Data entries
►

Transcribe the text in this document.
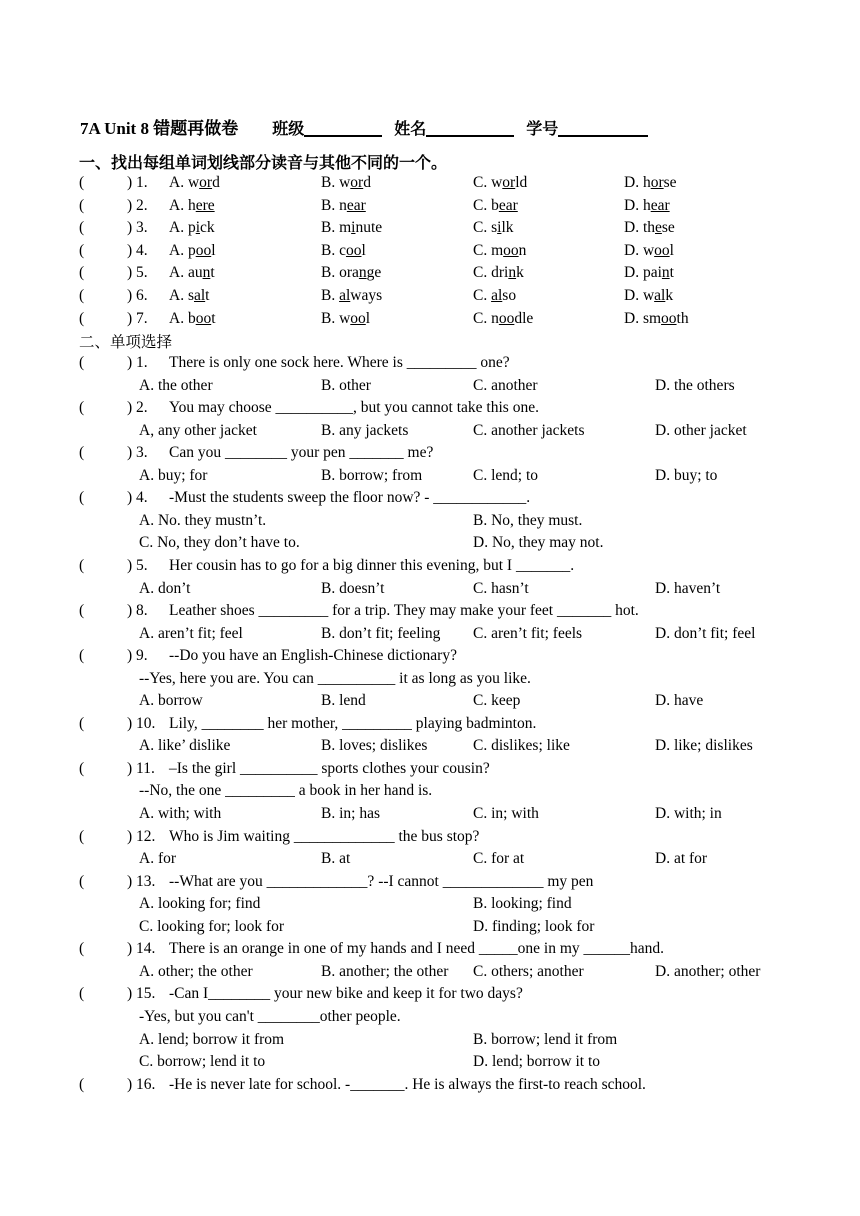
7A Unit 8 错题再做卷 班级	姓名	学号
一、找出每组单词划线部分读音与其他不同的一个。
(	) 1. A. word	B. word	C. world	D. horse
(	) 2. A. here	B. near	C. bear	D. hear
(	) 3. A. pick	B. minute	C. silk	D. these
(	) 4. A. pool	B. cool	C. moon	D. wool
(	) 5. A. aunt	B. orange	C. drink	D. paint
(	) 6. A. salt	B. always	C. also	D. walk
(	) 7. A. boot	B. wool	C. noodle	D. smooth
二、单项选择
(	) 1. There is only one sock here. Where is _________ one?
A. the other	B. other	C. another	D. the others
(	) 2. You may choose __________, but you cannot take this one.
A, any other jacket	B. any jackets	C. another jackets	D. other jacket
(	) 3. Can you ________ your pen _______ me?
A. buy; for	B. borrow; from	C. lend; to	D. buy; to
(	) 4. -Must the students sweep the floor now? - ____________.
A. No. they mustn’t.	B. No, they must.
C. No, they don’t have to.	D. No, they may not.
(	) 5. Her cousin has to go for a big dinner this evening, but I _______.
A. don’t	B. doesn’t	C. hasn’t	D. haven’t
(	) 8. Leather shoes _________ for a trip. They may make your feet _______ hot.
A. aren’t fit; feel	B. don’t fit; feeling C. aren’t fit; feels	D. don’t fit; feel
(	) 9. --Do you have an English-Chinese dictionary?
--Yes, here you are. You can __________ it as long as you like.
A. borrow	B. lend	C. keep	D. have
(	) 10. Lily, ________ her mother, _________ playing badminton.
A. like’ dislike	B. loves; dislikes	C. dislikes; like	D. like; dislikes
(	) 11. –Is the girl __________ sports clothes your cousin?
--No, the one _________ a book in her hand is.
A. with; with	B. in; has	C. in; with	D. with; in
(	) 12. Who is Jim waiting _____________ the bus stop?
A. for	B. at	C. for at	D. at for
(	) 13. --What are you _____________? --I cannot _____________ my pen
A. looking for; find	B. looking; find
C. looking for; look for	D. finding; look for
(	) 14. There is an orange in one of my hands and I need _____one in my ______hand.
A. other; the other	B. another; the other C. others; another	D. another; other
(	) 15. -Can I________ your new bike and keep it for two days?
-Yes, but you can't ________other people.
A. lend; borrow it from	B. borrow; lend it from
C. borrow; lend it to	D. lend; borrow it to
(	) 16. -He is never late for school. -_______. He is always the first-to reach school.
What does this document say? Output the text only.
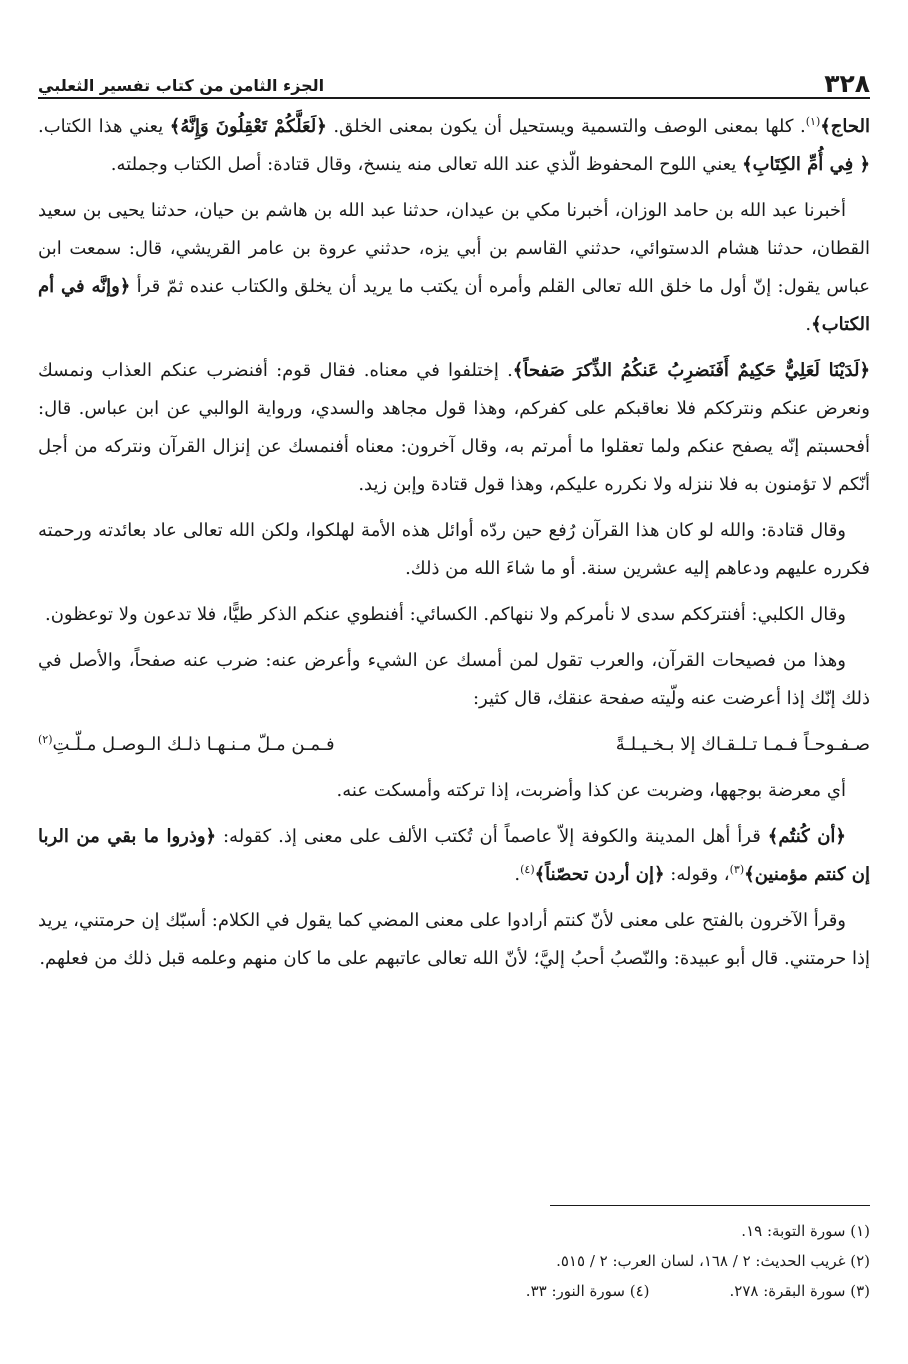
٣٢٨
الجزء الثامن من كتاب تفسير الثعلبي

الحاج﴾$^{(١)}$. كلها بمعنى الوصف والتسمية ويستحيل أن يكون بمعنى الخلق. ﴿لَعَلَّكُمْ تَعْقِلُونَ وَإِنَّهُ﴾ يعني هذا الكتاب. ﴿ فِي أُمِّ الكِتَابِ﴾ يعني اللوح المحفوظ الّذي عند الله تعالى منه ينسخ، وقال قتادة: أصل الكتاب وجملته.

أخبرنا عبد الله بن حامد الوزان، أخبرنا مكي بن عيدان، حدثنا عبد الله بن هاشم بن حيان، حدثنا يحيى بن سعيد القطان، حدثنا هشام الدستوائي، حدثني القاسم بن أبي يزه، حدثني عروة بن عامر القريشي، قال: سمعت ابن عباس يقول: إنّ أول ما خلق الله تعالى القلم وأمره أن يكتب ما يريد أن يخلق والكتاب عنده ثمّ قرأ ﴿وإنَّه في أم الكتاب﴾.

﴿لَدَيْنَا لَعَلِيٌّ حَكِيمٌ أَفَنَضرِبُ عَنكُمُ الذِّكرَ صَفحاً﴾. إختلفوا في معناه. فقال قوم: أفنضرب عنكم العذاب ونمسك ونعرض عنكم ونترككم فلا نعاقبكم على كفركم، وهذا قول مجاهد والسدي، ورواية الوالبي عن ابن عباس. قال: أفحسبتم إنّه يصفح عنكم ولما تعقلوا ما أمرتم به، وقال آخرون: معناه أفنمسك عن إنزال القرآن ونتركه من أجل أنّكم لا تؤمنون به فلا ننزله ولا نكرره عليكم، وهذا قول قتادة وإبن زيد.

وقال قتادة: والله لو كان هذا القرآن رُفع حين ردّه أوائل هذه الأمة لهلكوا، ولكن الله تعالى عاد بعائدته ورحمته فكرره عليهم ودعاهم إليه عشرين سنة. أو ما شاءَ الله من ذلك.

وقال الكلبي: أفنترككم سدى لا نأمركم ولا ننهاكم. الكسائي: أفنطوي عنكم الذكر طيًّا، فلا تدعون ولا توعظون.

وهذا من فصيحات القرآن، والعرب تقول لمن أمسك عن الشيء وأعرض عنه: ضرب عنه صفحاً، والأصل في ذلك إنّك إذا أعرضت عنه ولّيته صفحة عنقك، قال كثير:

صـفـوحـاً فـمـا تـلـقـاك إلا بـخـيـلـةً
فـمـن مـلّ مـنـهـا ذلـك الـوصـل مـلّـتِ$^{(٢)}$

أي معرضة بوجهها، وضربت عن كذا وأضربت، إذا تركته وأمسكت عنه.

﴿أن كُنتُم﴾ قرأ أهل المدينة والكوفة إلاّ عاصماً أن تُكتب الألف على معنى إذ. كقوله: ﴿وذروا ما بقي من الربا إن كنتم مؤمنين﴾$^{(٣)}$، وقوله: ﴿إن أردن تحصّناً﴾$^{(٤)}$.

وقرأ الآخرون بالفتح على معنى لأنّ كنتم أرادوا على معنى المضي كما يقول في الكلام: أسبّك إن حرمتني، يريد إذا حرمتني. قال أبو عبيدة: والنّصبُ أحبُ إليَّ؛ لأنّ الله تعالى عاتبهم على ما كان منهم وعلمه قبل ذلك من فعلهم.

(١) سورة التوبة: ١٩.
(٢) غريب الحديث: ٢ / ١٦٨، لسان العرب: ٢ / ٥١٥.
(٣) سورة البقرة: ٢٧٨.(٤) سورة النور: ٣٣.
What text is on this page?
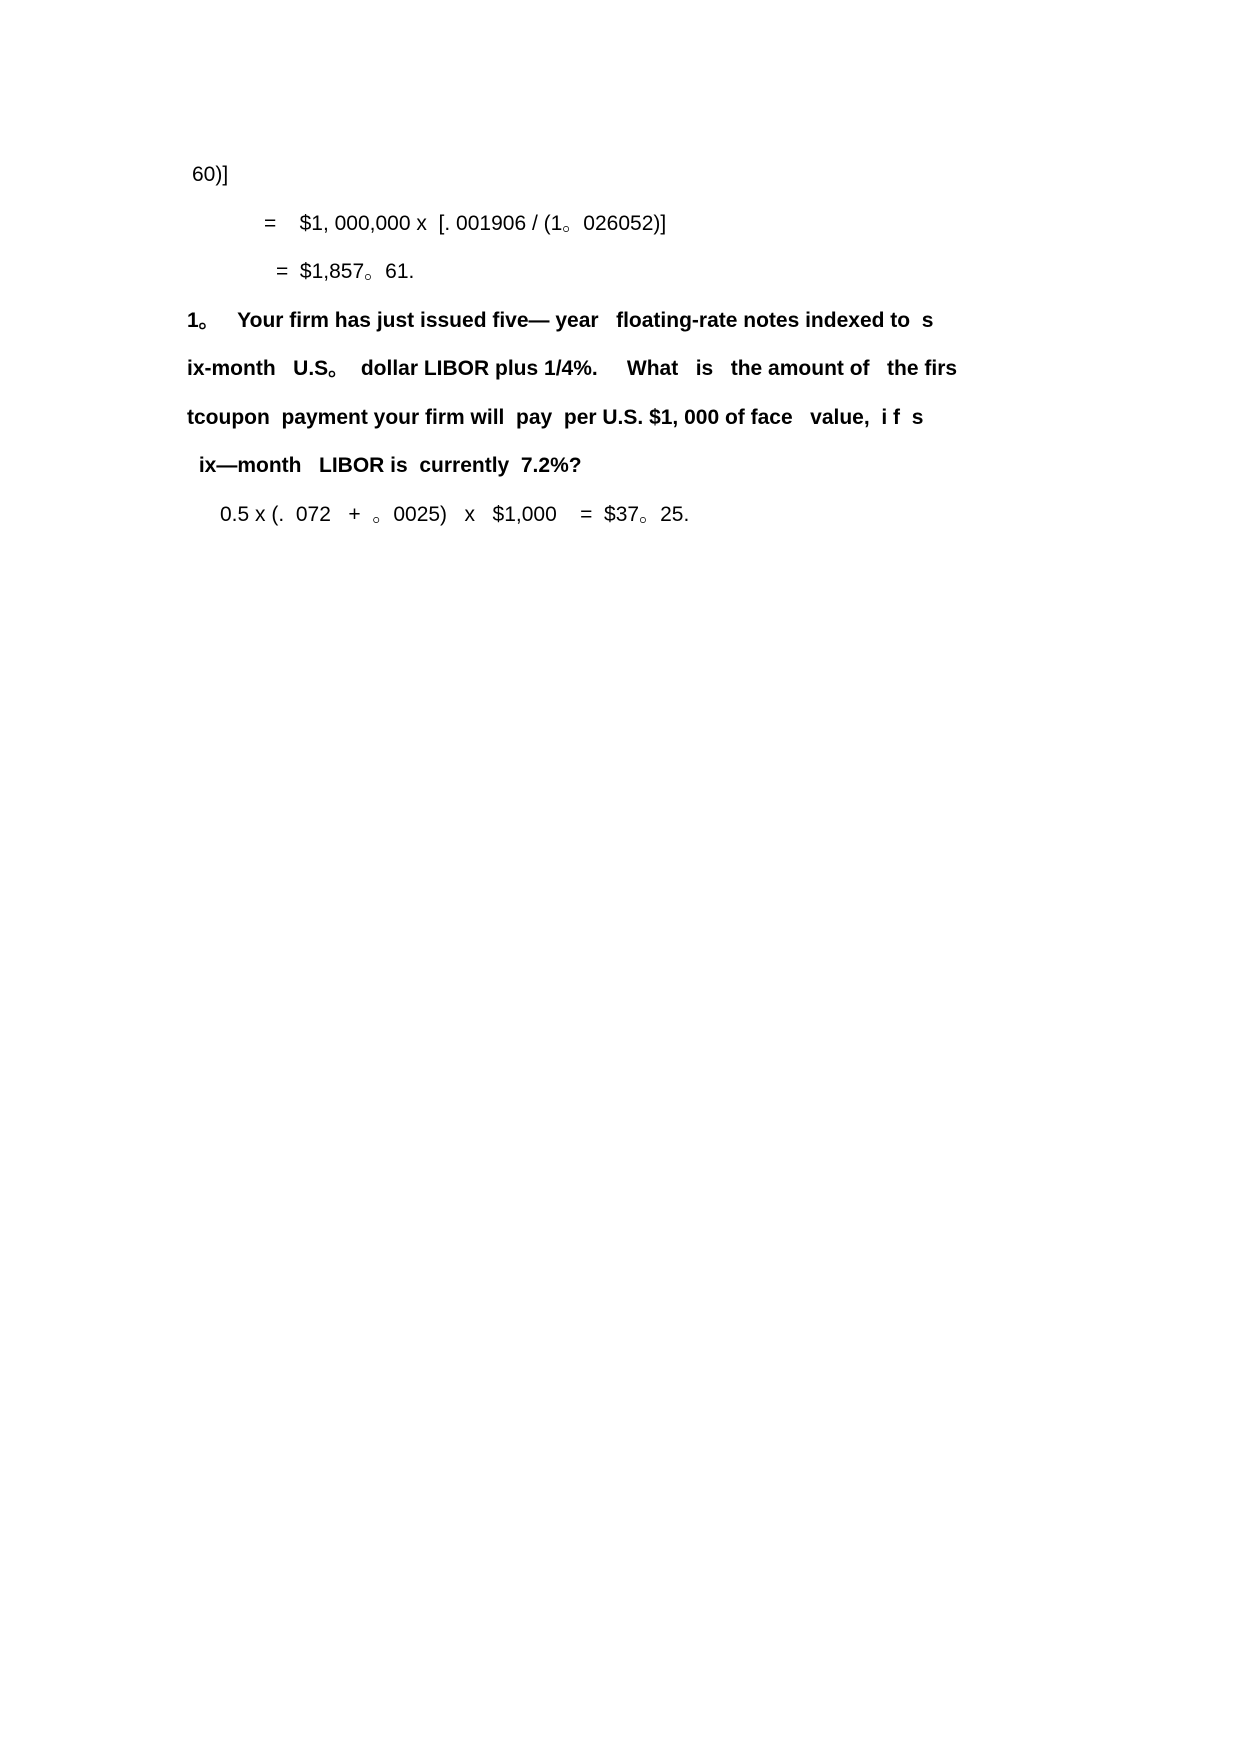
60)]
=    $1, 000,000 x  [. 001906 / (1。026052)]
=  $1,857。61.
1。   Your firm has just issued five— year   floating-rate notes indexed to  s
ix-month   U.S。  dollar LIBOR plus 1/4%.     What   is   the amount of   the firs
tcoupon  payment your firm will  pay  per U.S. $1, 000 of face   value,  i f  s
ix—month   LIBOR is  currently  7.2%?
0.5 x (.  072   +  。0025)   x   $1,000    =  $37。25.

◄

• **Directions**
Can you restate all the records above word for word while dropping the pictures?

• **Exercise result**
Transcribe the text in this document.
7A Unit 8 错题再做卷 班级	姓名	学号
一、找出每组单词划线部分读音与其他不同的一个。
(	) 1. A. word	B. word	C. world	D. horse
(	) 2. A. here	B. near	C. bear	D. hear
(	) 3. A. pick	B. minute	C. silk	D. these
(	) 4. A. pool	B. cool	C. moon	D. wool
(	) 5. A. aunt	B. orange	C. drink	D. paint
(	) 6. A. salt	B. always	C. also	D. walk
(	) 7. A. boot	B. wool	C. noodle	D. smooth
二、单项选择
(	) 1. There is only one sock here. Where is _________ one?
A. the other	B. other	C. another	D. the others
(	) 2. You may choose __________, but you cannot take this one.
A, any other jacket	B. any jackets	C. another jackets	D. other jacket
(	) 3. Can you ________ your pen _______ me?
A. buy; for	B. borrow; from	C. lend; to	D. buy; to
(	) 4. -Must the students sweep the floor now? - ____________.
A. No. they mustn’t.	B. No, they must.
C. No, they don’t have to.	D. No, they may not.
(	) 5. Her cousin has to go for a big dinner this evening, but I _______.
A. don’t	B. doesn’t	C. hasn’t	D. haven’t
(	) 8. Leather shoes _________ for a trip. They may make your feet _______ hot.
A. aren’t fit; feel	B. don’t fit; feeling C. aren’t fit; feels	D. don’t fit; feel
(	) 9. --Do you have an English-Chinese dictionary?
--Yes, here you are. You can __________ it as long as you like.
A. borrow	B. lend	C. keep	D. have
(	) 10. Lily, ________ her mother, _________ playing badminton.
A. like’ dislike	B. loves; dislikes	C. dislikes; like	D. like; dislikes
(	) 11. –Is the girl __________ sports clothes your cousin?
--No, the one _________ a book in her hand is.
A. with; with	B. in; has	C. in; with	D. with; in
(	) 12. Who is Jim waiting _____________ the bus stop?
A. for	B. at	C. for at	D. at for
(	) 13. --What are you _____________? --I cannot _____________ my pen
A. looking for; find	B. looking; find
C. looking for; look for	D. finding; look for
(	) 14. There is an orange in one of my hands and I need _____one in my ______hand.
A. other; the other	B. another; the other C. others; another	D. another; other
(	) 15. -Can I________ your new bike and keep it for two days?
-Yes, but you can't ________other people.
A. lend; borrow it from	B. borrow; lend it from
C. borrow; lend it to	D. lend; borrow it to
(	) 16. -He is never late for school. -_______. He is always the first-to reach school.
What does this document say? Output the text only.
٣٢٨
الجزء الثامن من كتاب تفسير الثعلبي

الحاج﴾$^{(١)}$. كلها بمعنى الوصف والتسمية ويستحيل أن يكون بمعنى الخلق. ﴿لَعَلَّكُمْ تَعْقِلُونَ وَإِنَّهُ﴾ يعني هذا الكتاب. ﴿ فِي أُمِّ الكِتَابِ﴾ يعني اللوح المحفوظ الّذي عند الله تعالى منه ينسخ، وقال قتادة: أصل الكتاب وجملته.

أخبرنا عبد الله بن حامد الوزان، أخبرنا مكي بن عيدان، حدثنا عبد الله بن هاشم بن حيان، حدثنا يحيى بن سعيد القطان، حدثنا هشام الدستوائي، حدثني القاسم بن أبي يزه، حدثني عروة بن عامر القريشي، قال: سمعت ابن عباس يقول: إنّ أول ما خلق الله تعالى القلم وأمره أن يكتب ما يريد أن يخلق والكتاب عنده ثمّ قرأ ﴿وإنَّه في أم الكتاب﴾.

﴿لَدَيْنَا لَعَلِيٌّ حَكِيمٌ أَفَنَضرِبُ عَنكُمُ الذِّكرَ صَفحاً﴾. إختلفوا في معناه. فقال قوم: أفنضرب عنكم العذاب ونمسك ونعرض عنكم ونترككم فلا نعاقبكم على كفركم، وهذا قول مجاهد والسدي، ورواية الوالبي عن ابن عباس. قال: أفحسبتم إنّه يصفح عنكم ولما تعقلوا ما أمرتم به، وقال آخرون: معناه أفنمسك عن إنزال القرآن ونتركه من أجل أنّكم لا تؤمنون به فلا ننزله ولا نكرره عليكم، وهذا قول قتادة وإبن زيد.

وقال قتادة: والله لو كان هذا القرآن رُفع حين ردّه أوائل هذه الأمة لهلكوا، ولكن الله تعالى عاد بعائدته ورحمته فكرره عليهم ودعاهم إليه عشرين سنة. أو ما شاءَ الله من ذلك.

وقال الكلبي: أفنترككم سدى لا نأمركم ولا ننهاكم. الكسائي: أفنطوي عنكم الذكر طيًّا، فلا تدعون ولا توعظون.

وهذا من فصيحات القرآن، والعرب تقول لمن أمسك عن الشيء وأعرض عنه: ضرب عنه صفحاً، والأصل في ذلك إنّك إذا أعرضت عنه ولّيته صفحة عنقك، قال كثير:

صـفـوحـاً فـمـا تـلـقـاك إلا بـخـيـلـةً
فـمـن مـلّ مـنـهـا ذلـك الـوصـل مـلّـتِ$^{(٢)}$

أي معرضة بوجهها، وضربت عن كذا وأضربت، إذا تركته وأمسكت عنه.

﴿أن كُنتُم﴾ قرأ أهل المدينة والكوفة إلاّ عاصماً أن تُكتب الألف على معنى إذ. كقوله: ﴿وذروا ما بقي من الربا إن كنتم مؤمنين﴾$^{(٣)}$، وقوله: ﴿إن أردن تحصّناً﴾$^{(٤)}$.

وقرأ الآخرون بالفتح على معنى لأنّ كنتم أرادوا على معنى المضي كما يقول في الكلام: أسبّك إن حرمتني، يريد إذا حرمتني. قال أبو عبيدة: والنّصبُ أحبُ إليَّ؛ لأنّ الله تعالى عاتبهم على ما كان منهم وعلمه قبل ذلك من فعلهم.

(١) سورة التوبة: ١٩.
(٢) غريب الحديث: ٢ / ١٦٨، لسان العرب: ٢ / ٥١٥.
(٣) سورة البقرة: ٢٧٨.(٤) سورة النور: ٣٣.
What text is on this page?
60)]
=    $1, 000,000 x  [. 001906 / (1。026052)]
=  $1,857。61.
1。   Your firm has just issued five— year   floating-rate notes indexed to  s
ix-month   U.S。  dollar LIBOR plus 1/4%.     What   is   the amount of   the firs
tcoupon  payment your firm will  pay  per U.S. $1, 000 of face   value,  i f  s
ix—month   LIBOR is  currently  7.2%?
0.5 x (.  072   +  。0025)   x   $1,000    =  $37。25.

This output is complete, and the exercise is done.